● Goal: Quote all of the data exactly as given. Skip every picture it contains.

● Recorded data:
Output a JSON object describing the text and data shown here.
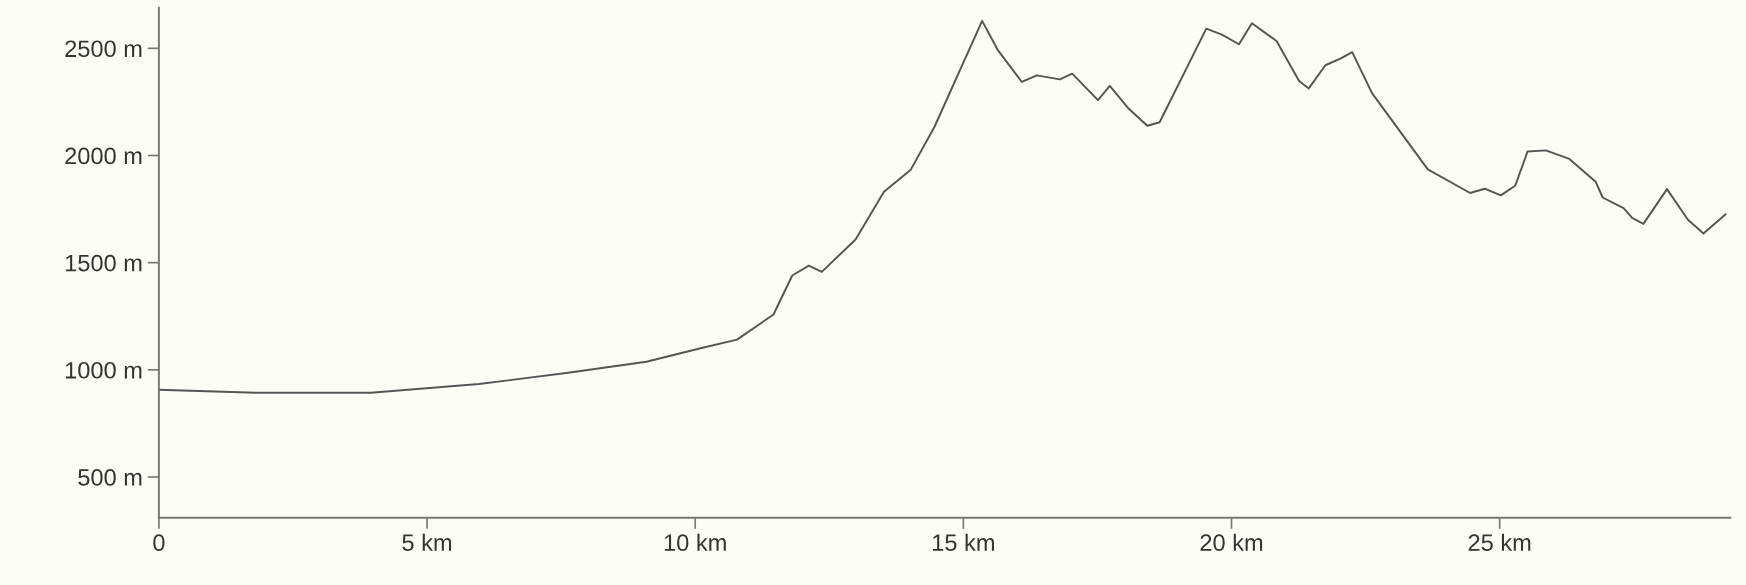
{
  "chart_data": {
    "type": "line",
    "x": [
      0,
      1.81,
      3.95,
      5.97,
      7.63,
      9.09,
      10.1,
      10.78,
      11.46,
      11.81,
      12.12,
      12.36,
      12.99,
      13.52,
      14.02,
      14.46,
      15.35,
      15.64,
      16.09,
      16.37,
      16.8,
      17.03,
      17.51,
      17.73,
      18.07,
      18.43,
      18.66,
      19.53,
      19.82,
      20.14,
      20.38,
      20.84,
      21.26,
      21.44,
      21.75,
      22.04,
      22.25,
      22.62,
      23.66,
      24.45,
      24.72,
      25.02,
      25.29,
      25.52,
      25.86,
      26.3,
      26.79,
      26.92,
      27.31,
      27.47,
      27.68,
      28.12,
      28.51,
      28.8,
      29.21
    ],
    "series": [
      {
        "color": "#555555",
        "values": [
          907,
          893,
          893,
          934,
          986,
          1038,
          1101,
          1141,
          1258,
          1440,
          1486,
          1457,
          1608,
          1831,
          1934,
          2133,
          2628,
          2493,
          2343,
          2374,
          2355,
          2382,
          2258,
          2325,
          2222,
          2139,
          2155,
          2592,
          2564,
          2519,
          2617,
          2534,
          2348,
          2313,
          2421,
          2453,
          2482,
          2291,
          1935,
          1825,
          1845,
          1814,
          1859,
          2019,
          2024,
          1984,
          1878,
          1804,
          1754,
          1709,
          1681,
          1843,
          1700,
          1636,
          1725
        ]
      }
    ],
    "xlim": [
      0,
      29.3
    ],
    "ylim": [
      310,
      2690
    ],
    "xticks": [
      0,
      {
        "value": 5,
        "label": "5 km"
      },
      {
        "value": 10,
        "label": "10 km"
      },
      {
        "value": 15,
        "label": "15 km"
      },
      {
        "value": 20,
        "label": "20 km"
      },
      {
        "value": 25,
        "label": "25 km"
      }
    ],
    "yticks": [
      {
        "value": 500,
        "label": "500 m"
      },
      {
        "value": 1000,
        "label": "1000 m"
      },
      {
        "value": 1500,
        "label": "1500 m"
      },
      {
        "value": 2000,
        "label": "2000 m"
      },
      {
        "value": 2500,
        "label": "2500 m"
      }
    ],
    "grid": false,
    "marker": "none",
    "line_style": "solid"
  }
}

● Complete answer:
Output a JSON object describing the text and data shown here.
{
  "chart_data": {
    "type": "line",
    "x": [
      0,
      1.81,
      3.95,
      5.97,
      7.63,
      9.09,
      10.1,
      10.78,
      11.46,
      11.81,
      12.12,
      12.36,
      12.99,
      13.52,
      14.02,
      14.46,
      15.35,
      15.64,
      16.09,
      16.37,
      16.8,
      17.03,
      17.51,
      17.73,
      18.07,
      18.43,
      18.66,
      19.53,
      19.82,
      20.14,
      20.38,
      20.84,
      21.26,
      21.44,
      21.75,
      22.04,
      22.25,
      22.62,
      23.66,
      24.45,
      24.72,
      25.02,
      25.29,
      25.52,
      25.86,
      26.3,
      26.79,
      26.92,
      27.31,
      27.47,
      27.68,
      28.12,
      28.51,
      28.8,
      29.21
    ],
    "series": [
      {
        "color": "#555555",
        "values": [
          907,
          893,
          893,
          934,
          986,
          1038,
          1101,
          1141,
          1258,
          1440,
          1486,
          1457,
          1608,
          1831,
          1934,
          2133,
          2628,
          2493,
          2343,
          2374,
          2355,
          2382,
          2258,
          2325,
          2222,
          2139,
          2155,
          2592,
          2564,
          2519,
          2617,
          2534,
          2348,
          2313,
          2421,
          2453,
          2482,
          2291,
          1935,
          1825,
          1845,
          1814,
          1859,
          2019,
          2024,
          1984,
          1878,
          1804,
          1754,
          1709,
          1681,
          1843,
          1700,
          1636,
          1725
        ]
      }
    ],
    "xlim": [
      0,
      29.3
    ],
    "ylim": [
      310,
      2690
    ],
    "xticks": [
      0,
      {
        "value": 5,
        "label": "5 km"
      },
      {
        "value": 10,
        "label": "10 km"
      },
      {
        "value": 15,
        "label": "15 km"
      },
      {
        "value": 20,
        "label": "20 km"
      },
      {
        "value": 25,
        "label": "25 km"
      }
    ],
    "yticks": [
      {
        "value": 500,
        "label": "500 m"
      },
      {
        "value": 1000,
        "label": "1000 m"
      },
      {
        "value": 1500,
        "label": "1500 m"
      },
      {
        "value": 2000,
        "label": "2000 m"
      },
      {
        "value": 2500,
        "label": "2500 m"
      }
    ],
    "grid": false,
    "marker": "none",
    "line_style": "solid"
  }
}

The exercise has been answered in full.